* _Requirements_: Quote every entry word for word.

* _Material to process_:
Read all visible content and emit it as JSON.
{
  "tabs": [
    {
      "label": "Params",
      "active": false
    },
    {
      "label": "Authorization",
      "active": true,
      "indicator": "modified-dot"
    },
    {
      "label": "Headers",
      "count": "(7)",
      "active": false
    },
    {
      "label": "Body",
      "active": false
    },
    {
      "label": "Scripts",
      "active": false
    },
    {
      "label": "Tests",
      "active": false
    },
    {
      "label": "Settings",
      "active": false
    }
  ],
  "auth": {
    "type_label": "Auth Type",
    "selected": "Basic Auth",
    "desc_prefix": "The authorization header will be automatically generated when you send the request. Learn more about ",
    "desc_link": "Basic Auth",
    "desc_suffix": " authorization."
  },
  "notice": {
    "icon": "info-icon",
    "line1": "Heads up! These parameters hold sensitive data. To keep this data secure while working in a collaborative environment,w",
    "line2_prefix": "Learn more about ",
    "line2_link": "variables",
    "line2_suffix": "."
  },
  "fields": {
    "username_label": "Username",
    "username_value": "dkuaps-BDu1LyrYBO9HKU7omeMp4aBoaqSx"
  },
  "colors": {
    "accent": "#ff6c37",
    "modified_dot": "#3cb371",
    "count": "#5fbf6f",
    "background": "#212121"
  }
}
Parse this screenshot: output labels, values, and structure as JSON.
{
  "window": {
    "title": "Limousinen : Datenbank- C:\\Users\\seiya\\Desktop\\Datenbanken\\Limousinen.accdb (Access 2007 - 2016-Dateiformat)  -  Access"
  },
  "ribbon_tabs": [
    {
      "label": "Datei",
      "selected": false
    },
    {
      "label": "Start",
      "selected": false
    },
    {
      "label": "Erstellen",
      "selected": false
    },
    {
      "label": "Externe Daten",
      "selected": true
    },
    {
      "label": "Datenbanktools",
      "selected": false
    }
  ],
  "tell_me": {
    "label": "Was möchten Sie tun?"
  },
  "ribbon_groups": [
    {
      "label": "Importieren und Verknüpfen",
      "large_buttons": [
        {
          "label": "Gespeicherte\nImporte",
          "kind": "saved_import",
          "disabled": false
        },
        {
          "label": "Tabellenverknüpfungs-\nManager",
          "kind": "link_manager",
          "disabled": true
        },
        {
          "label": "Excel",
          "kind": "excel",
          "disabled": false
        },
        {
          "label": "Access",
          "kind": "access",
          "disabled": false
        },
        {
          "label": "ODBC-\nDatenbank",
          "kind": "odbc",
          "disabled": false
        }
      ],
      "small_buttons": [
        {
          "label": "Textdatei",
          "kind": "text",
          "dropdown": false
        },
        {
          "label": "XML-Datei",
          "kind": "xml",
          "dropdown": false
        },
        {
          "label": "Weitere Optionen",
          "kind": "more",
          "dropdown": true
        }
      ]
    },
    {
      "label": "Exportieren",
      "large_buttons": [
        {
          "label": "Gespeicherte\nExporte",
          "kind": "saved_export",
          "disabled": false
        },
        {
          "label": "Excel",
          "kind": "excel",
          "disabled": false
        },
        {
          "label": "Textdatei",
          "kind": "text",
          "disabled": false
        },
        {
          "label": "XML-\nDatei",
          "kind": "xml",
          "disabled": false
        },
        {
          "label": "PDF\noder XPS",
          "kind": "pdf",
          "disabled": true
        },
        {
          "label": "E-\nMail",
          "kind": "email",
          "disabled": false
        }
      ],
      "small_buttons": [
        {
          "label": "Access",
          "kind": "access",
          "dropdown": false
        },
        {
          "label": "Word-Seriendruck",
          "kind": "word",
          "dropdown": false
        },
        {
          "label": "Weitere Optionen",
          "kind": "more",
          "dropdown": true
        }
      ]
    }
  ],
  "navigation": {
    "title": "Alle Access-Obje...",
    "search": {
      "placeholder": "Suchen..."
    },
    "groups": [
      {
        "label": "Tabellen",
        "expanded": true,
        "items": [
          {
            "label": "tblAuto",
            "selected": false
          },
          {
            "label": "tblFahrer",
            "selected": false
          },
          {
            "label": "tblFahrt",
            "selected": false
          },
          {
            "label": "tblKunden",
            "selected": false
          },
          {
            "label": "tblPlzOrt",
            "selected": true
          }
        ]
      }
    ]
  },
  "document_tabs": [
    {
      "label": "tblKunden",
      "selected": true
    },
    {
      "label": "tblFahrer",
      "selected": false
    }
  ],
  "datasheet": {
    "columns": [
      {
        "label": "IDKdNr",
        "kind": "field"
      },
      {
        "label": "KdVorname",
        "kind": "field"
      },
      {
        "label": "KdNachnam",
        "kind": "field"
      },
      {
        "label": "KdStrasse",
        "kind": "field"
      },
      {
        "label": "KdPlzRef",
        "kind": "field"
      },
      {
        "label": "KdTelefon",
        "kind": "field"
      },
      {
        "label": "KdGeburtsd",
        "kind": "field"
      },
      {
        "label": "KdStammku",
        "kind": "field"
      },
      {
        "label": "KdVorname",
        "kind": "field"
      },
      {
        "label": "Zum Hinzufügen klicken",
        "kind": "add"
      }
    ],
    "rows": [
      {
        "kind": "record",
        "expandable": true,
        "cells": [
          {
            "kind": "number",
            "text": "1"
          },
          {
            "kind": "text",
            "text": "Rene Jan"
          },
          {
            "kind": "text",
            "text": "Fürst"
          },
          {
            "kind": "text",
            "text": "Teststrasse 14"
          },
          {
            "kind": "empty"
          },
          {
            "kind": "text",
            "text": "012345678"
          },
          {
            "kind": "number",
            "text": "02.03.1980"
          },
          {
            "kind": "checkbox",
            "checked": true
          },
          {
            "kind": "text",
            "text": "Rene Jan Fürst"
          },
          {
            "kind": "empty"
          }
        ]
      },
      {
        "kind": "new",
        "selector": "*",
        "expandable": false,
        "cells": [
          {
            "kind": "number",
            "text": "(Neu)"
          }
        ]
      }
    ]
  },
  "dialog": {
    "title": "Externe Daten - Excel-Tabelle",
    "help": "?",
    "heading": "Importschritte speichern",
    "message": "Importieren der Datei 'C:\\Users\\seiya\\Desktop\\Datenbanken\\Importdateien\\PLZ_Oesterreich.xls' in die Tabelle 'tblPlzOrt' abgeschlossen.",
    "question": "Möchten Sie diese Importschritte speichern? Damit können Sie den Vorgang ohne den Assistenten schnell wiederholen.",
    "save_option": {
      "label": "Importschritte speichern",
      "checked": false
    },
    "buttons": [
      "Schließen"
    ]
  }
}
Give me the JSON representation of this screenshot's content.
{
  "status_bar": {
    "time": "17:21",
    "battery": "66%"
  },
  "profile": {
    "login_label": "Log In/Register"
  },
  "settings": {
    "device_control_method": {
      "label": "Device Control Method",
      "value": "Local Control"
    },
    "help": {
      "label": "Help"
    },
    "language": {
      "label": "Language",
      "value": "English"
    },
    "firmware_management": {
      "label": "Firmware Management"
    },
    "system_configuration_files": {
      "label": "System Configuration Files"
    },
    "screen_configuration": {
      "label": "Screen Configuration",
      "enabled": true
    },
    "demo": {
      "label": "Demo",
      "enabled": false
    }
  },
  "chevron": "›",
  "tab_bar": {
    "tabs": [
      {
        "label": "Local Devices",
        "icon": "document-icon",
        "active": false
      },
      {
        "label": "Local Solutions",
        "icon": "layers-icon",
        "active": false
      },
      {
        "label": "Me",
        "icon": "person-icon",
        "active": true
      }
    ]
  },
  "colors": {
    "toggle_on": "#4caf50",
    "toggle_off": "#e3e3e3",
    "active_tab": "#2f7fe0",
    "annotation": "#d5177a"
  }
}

* _Output_:
Read all visible content and emit it as JSON.
{
  "tabs": [
    {
      "label": "Params",
      "active": false
    },
    {
      "label": "Authorization",
      "active": true,
      "indicator": "modified-dot"
    },
    {
      "label": "Headers",
      "count": "(7)",
      "active": false
    },
    {
      "label": "Body",
      "active": false
    },
    {
      "label": "Scripts",
      "active": false
    },
    {
      "label": "Tests",
      "active": false
    },
    {
      "label": "Settings",
      "active": false
    }
  ],
  "auth": {
    "type_label": "Auth Type",
    "selected": "Basic Auth",
    "desc_prefix": "The authorization header will be automatically generated when you send the request. Learn more about ",
    "desc_link": "Basic Auth",
    "desc_suffix": " authorization."
  },
  "notice": {
    "icon": "info-icon",
    "line1": "Heads up! These parameters hold sensitive data. To keep this data secure while working in a collaborative environment,w",
    "line2_prefix": "Learn more about ",
    "line2_link": "variables",
    "line2_suffix": "."
  },
  "fields": {
    "username_label": "Username",
    "username_value": "dkuaps-BDu1LyrYBO9HKU7omeMp4aBoaqSx"
  },
  "colors": {
    "accent": "#ff6c37",
    "modified_dot": "#3cb371",
    "count": "#5fbf6f",
    "background": "#212121"
  }
}
Parse this screenshot: output labels, values, and structure as JSON.
{
  "window": {
    "title": "Limousinen : Datenbank- C:\\Users\\seiya\\Desktop\\Datenbanken\\Limousinen.accdb (Access 2007 - 2016-Dateiformat)  -  Access"
  },
  "ribbon_tabs": [
    {
      "label": "Datei",
      "selected": false
    },
    {
      "label": "Start",
      "selected": false
    },
    {
      "label": "Erstellen",
      "selected": false
    },
    {
      "label": "Externe Daten",
      "selected": true
    },
    {
      "label": "Datenbanktools",
      "selected": false
    }
  ],
  "tell_me": {
    "label": "Was möchten Sie tun?"
  },
  "ribbon_groups": [
    {
      "label": "Importieren und Verknüpfen",
      "large_buttons": [
        {
          "label": "Gespeicherte\nImporte",
          "kind": "saved_import",
          "disabled": false
        },
        {
          "label": "Tabellenverknüpfungs-\nManager",
          "kind": "link_manager",
          "disabled": true
        },
        {
          "label": "Excel",
          "kind": "excel",
          "disabled": false
        },
        {
          "label": "Access",
          "kind": "access",
          "disabled": false
        },
        {
          "label": "ODBC-\nDatenbank",
          "kind": "odbc",
          "disabled": false
        }
      ],
      "small_buttons": [
        {
          "label": "Textdatei",
          "kind": "text",
          "dropdown": false
        },
        {
          "label": "XML-Datei",
          "kind": "xml",
          "dropdown": false
        },
        {
          "label": "Weitere Optionen",
          "kind": "more",
          "dropdown": true
        }
      ]
    },
    {
      "label": "Exportieren",
      "large_buttons": [
        {
          "label": "Gespeicherte\nExporte",
          "kind": "saved_export",
          "disabled": false
        },
        {
          "label": "Excel",
          "kind": "excel",
          "disabled": false
        },
        {
          "label": "Textdatei",
          "kind": "text",
          "disabled": false
        },
        {
          "label": "XML-\nDatei",
          "kind": "xml",
          "disabled": false
        },
        {
          "label": "PDF\noder XPS",
          "kind": "pdf",
          "disabled": true
        },
        {
          "label": "E-\nMail",
          "kind": "email",
          "disabled": false
        }
      ],
      "small_buttons": [
        {
          "label": "Access",
          "kind": "access",
          "dropdown": false
        },
        {
          "label": "Word-Seriendruck",
          "kind": "word",
          "dropdown": false
        },
        {
          "label": "Weitere Optionen",
          "kind": "more",
          "dropdown": true
        }
      ]
    }
  ],
  "navigation": {
    "title": "Alle Access-Obje...",
    "search": {
      "placeholder": "Suchen..."
    },
    "groups": [
      {
        "label": "Tabellen",
        "expanded": true,
        "items": [
          {
            "label": "tblAuto",
            "selected": false
          },
          {
            "label": "tblFahrer",
            "selected": false
          },
          {
            "label": "tblFahrt",
            "selected": false
          },
          {
            "label": "tblKunden",
            "selected": false
          },
          {
            "label": "tblPlzOrt",
            "selected": true
          }
        ]
      }
    ]
  },
  "document_tabs": [
    {
      "label": "tblKunden",
      "selected": true
    },
    {
      "label": "tblFahrer",
      "selected": false
    }
  ],
  "datasheet": {
    "columns": [
      {
        "label": "IDKdNr",
        "kind": "field"
      },
      {
        "label": "KdVorname",
        "kind": "field"
      },
      {
        "label": "KdNachnam",
        "kind": "field"
      },
      {
        "label": "KdStrasse",
        "kind": "field"
      },
      {
        "label": "KdPlzRef",
        "kind": "field"
      },
      {
        "label": "KdTelefon",
        "kind": "field"
      },
      {
        "label": "KdGeburtsd",
        "kind": "field"
      },
      {
        "label": "KdStammku",
        "kind": "field"
      },
      {
        "label": "KdVorname",
        "kind": "field"
      },
      {
        "label": "Zum Hinzufügen klicken",
        "kind": "add"
      }
    ],
    "rows": [
      {
        "kind": "record",
        "expandable": true,
        "cells": [
          {
            "kind": "number",
            "text": "1"
          },
          {
            "kind": "text",
            "text": "Rene Jan"
          },
          {
            "kind": "text",
            "text": "Fürst"
          },
          {
            "kind": "text",
            "text": "Teststrasse 14"
          },
          {
            "kind": "empty"
          },
          {
            "kind": "text",
            "text": "012345678"
          },
          {
            "kind": "number",
            "text": "02.03.1980"
          },
          {
            "kind": "checkbox",
            "checked": true
          },
          {
            "kind": "text",
            "text": "Rene Jan Fürst"
          },
          {
            "kind": "empty"
          }
        ]
      },
      {
        "kind": "new",
        "selector": "*",
        "expandable": false,
        "cells": [
          {
            "kind": "number",
            "text": "(Neu)"
          }
        ]
      }
    ]
  },
  "dialog": {
    "title": "Externe Daten - Excel-Tabelle",
    "help": "?",
    "heading": "Importschritte speichern",
    "message": "Importieren der Datei 'C:\\Users\\seiya\\Desktop\\Datenbanken\\Importdateien\\PLZ_Oesterreich.xls' in die Tabelle 'tblPlzOrt' abgeschlossen.",
    "question": "Möchten Sie diese Importschritte speichern? Damit können Sie den Vorgang ohne den Assistenten schnell wiederholen.",
    "save_option": {
      "label": "Importschritte speichern",
      "checked": false
    },
    "buttons": [
      "Schließen"
    ]
  }
}
Give me the JSON representation of this screenshot's content.
{
  "status_bar": {
    "time": "17:21",
    "battery": "66%"
  },
  "profile": {
    "login_label": "Log In/Register"
  },
  "settings": {
    "device_control_method": {
      "label": "Device Control Method",
      "value": "Local Control"
    },
    "help": {
      "label": "Help"
    },
    "language": {
      "label": "Language",
      "value": "English"
    },
    "firmware_management": {
      "label": "Firmware Management"
    },
    "system_configuration_files": {
      "label": "System Configuration Files"
    },
    "screen_configuration": {
      "label": "Screen Configuration",
      "enabled": true
    },
    "demo": {
      "label": "Demo",
      "enabled": false
    }
  },
  "chevron": "›",
  "tab_bar": {
    "tabs": [
      {
        "label": "Local Devices",
        "icon": "document-icon",
        "active": false
      },
      {
        "label": "Local Solutions",
        "icon": "layers-icon",
        "active": false
      },
      {
        "label": "Me",
        "icon": "person-icon",
        "active": true
      }
    ]
  },
  "colors": {
    "toggle_on": "#4caf50",
    "toggle_off": "#e3e3e3",
    "active_tab": "#2f7fe0",
    "annotation": "#d5177a"
  }
}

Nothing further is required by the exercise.